(Extracted data entries)
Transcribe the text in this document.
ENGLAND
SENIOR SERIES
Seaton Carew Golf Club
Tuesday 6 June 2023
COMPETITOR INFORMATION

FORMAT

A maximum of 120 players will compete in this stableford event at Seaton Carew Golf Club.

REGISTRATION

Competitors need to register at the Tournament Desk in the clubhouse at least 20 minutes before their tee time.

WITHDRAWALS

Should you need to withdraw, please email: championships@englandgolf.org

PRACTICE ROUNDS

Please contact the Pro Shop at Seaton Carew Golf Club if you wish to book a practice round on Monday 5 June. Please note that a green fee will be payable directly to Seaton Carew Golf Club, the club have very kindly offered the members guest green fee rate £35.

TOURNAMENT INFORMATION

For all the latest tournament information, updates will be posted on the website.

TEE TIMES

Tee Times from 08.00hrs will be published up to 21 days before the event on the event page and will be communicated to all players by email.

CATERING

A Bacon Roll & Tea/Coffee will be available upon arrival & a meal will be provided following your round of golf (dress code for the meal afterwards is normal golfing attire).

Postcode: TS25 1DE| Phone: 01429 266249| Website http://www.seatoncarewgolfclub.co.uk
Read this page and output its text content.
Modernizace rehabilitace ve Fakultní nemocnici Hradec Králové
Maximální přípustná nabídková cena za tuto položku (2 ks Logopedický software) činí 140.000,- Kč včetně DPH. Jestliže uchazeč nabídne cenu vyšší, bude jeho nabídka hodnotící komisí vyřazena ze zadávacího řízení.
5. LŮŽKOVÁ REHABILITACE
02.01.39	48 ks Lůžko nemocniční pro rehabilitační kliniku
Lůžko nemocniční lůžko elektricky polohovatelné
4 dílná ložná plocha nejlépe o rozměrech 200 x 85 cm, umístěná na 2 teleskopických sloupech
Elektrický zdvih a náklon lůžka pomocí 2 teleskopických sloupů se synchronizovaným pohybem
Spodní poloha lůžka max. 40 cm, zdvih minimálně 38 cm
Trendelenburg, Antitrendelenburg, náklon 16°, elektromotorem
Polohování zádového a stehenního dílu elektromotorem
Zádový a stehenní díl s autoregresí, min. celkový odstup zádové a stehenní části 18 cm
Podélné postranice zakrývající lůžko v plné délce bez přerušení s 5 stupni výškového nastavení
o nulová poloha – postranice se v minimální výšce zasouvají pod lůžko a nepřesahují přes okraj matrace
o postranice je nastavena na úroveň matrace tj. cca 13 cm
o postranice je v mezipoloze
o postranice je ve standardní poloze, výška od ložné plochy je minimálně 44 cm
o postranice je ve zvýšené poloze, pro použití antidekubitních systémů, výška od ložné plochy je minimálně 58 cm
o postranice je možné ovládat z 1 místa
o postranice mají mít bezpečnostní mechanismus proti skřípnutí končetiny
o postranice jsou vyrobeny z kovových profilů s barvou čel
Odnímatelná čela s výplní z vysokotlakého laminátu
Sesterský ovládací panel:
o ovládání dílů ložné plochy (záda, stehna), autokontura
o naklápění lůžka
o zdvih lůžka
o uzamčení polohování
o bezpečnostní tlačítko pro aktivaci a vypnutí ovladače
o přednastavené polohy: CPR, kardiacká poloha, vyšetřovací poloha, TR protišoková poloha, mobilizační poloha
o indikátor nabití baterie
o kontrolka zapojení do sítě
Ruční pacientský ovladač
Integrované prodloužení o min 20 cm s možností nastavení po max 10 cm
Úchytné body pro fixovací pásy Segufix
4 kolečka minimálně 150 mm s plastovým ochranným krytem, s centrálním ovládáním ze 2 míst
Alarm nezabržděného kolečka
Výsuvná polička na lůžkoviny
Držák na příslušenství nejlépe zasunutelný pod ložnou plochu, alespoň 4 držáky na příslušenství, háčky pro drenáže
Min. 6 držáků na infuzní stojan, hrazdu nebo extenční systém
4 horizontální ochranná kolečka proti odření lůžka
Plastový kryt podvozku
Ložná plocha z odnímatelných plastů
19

**Stated task:** Tell how many lines in the material contain the word "nemocniční". Only the number is wanted.

**Solved exercise:** 2